Start at the line that contains "What's the underlying", stop at the line that contains "Decode this image", and repeat every line in that span, those two included, with no pictures.

[Dataset records]

----

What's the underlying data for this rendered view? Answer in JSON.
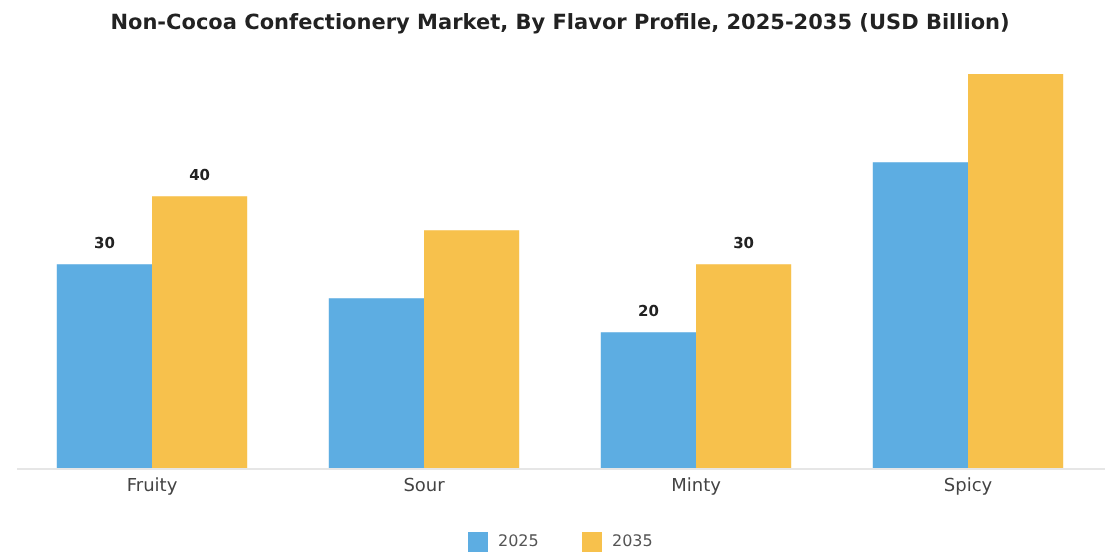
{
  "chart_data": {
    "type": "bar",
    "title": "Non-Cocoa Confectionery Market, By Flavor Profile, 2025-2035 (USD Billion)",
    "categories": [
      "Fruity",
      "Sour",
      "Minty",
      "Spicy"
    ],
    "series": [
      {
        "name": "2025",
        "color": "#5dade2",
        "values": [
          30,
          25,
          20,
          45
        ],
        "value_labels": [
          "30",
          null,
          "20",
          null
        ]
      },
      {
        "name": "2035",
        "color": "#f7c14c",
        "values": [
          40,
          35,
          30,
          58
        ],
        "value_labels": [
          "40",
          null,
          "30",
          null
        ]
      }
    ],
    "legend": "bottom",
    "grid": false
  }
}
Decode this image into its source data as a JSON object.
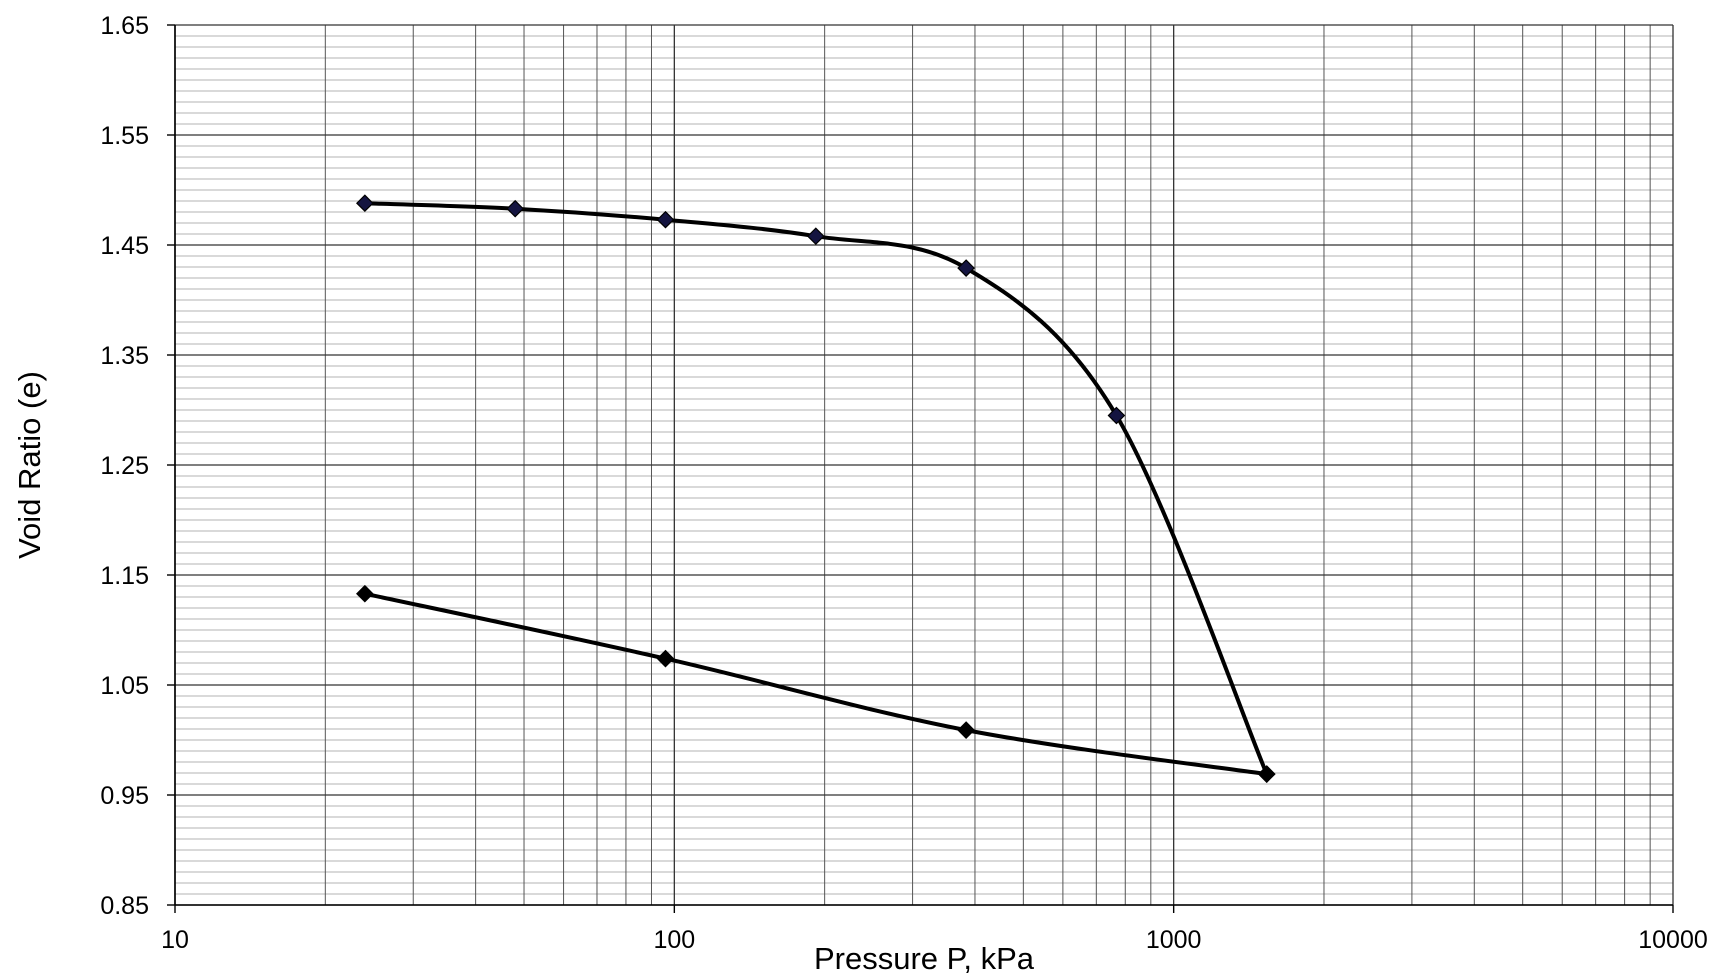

----

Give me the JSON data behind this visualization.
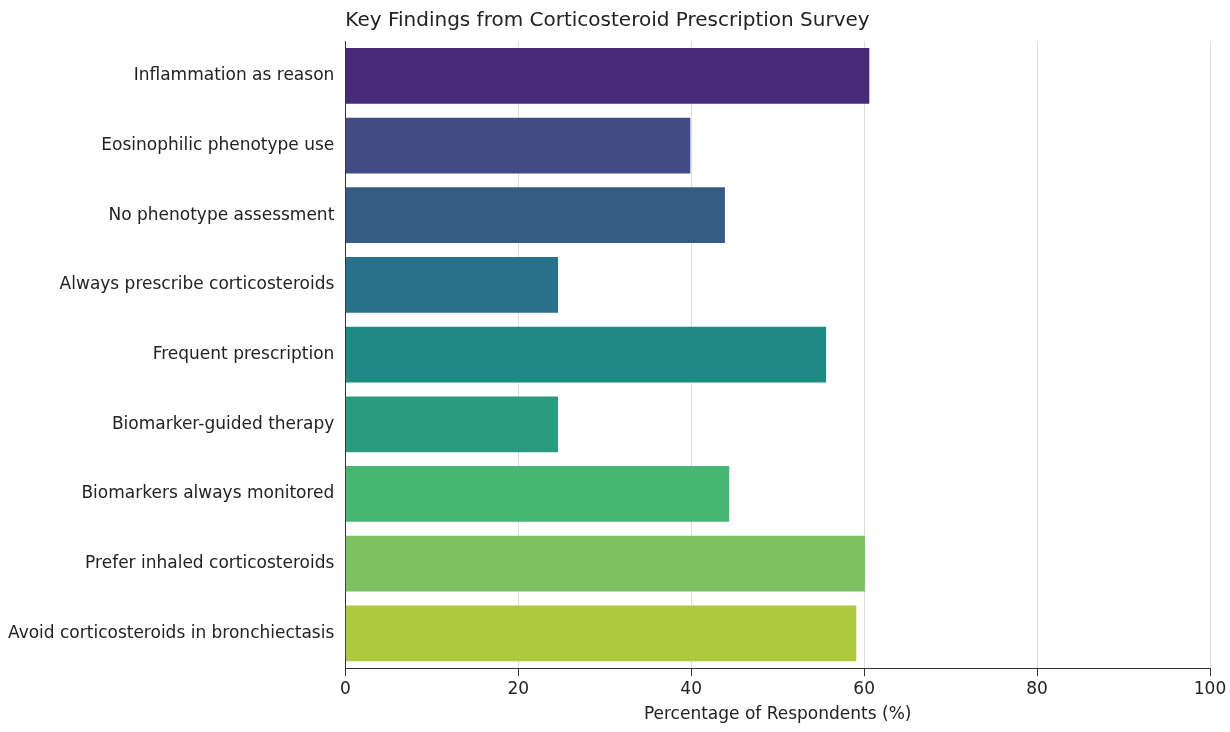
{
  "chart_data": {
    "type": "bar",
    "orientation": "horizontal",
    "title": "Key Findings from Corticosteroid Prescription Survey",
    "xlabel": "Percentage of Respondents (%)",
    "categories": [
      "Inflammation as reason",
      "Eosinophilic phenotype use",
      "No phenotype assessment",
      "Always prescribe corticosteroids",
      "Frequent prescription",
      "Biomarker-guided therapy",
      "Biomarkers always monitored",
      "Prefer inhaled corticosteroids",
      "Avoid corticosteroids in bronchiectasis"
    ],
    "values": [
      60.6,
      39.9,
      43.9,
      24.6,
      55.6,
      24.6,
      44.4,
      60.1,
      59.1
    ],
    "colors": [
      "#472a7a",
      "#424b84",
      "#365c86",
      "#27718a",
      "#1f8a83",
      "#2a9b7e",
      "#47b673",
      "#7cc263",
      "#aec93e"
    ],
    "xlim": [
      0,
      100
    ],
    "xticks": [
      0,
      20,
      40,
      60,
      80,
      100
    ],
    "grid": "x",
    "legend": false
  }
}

----

_Task result_
What's the underlying data for this rendered view? Answer in JSON.
{
  "chart_data": {
    "type": "bar",
    "title": "Non-Cocoa Confectionery Market, By Flavor Profile, 2025-2035 (USD Billion)",
    "categories": [
      "Fruity",
      "Sour",
      "Minty",
      "Spicy"
    ],
    "series": [
      {
        "name": "2025",
        "color": "#5dade2",
        "values": [
          30,
          25,
          20,
          45
        ],
        "value_labels": [
          "30",
          null,
          "20",
          null
        ]
      },
      {
        "name": "2035",
        "color": "#f7c14c",
        "values": [
          40,
          35,
          30,
          58
        ],
        "value_labels": [
          "40",
          null,
          "30",
          null
        ]
      }
    ],
    "legend": "bottom",
    "grid": false
  }
}
Decode this image into its source data as a JSON object.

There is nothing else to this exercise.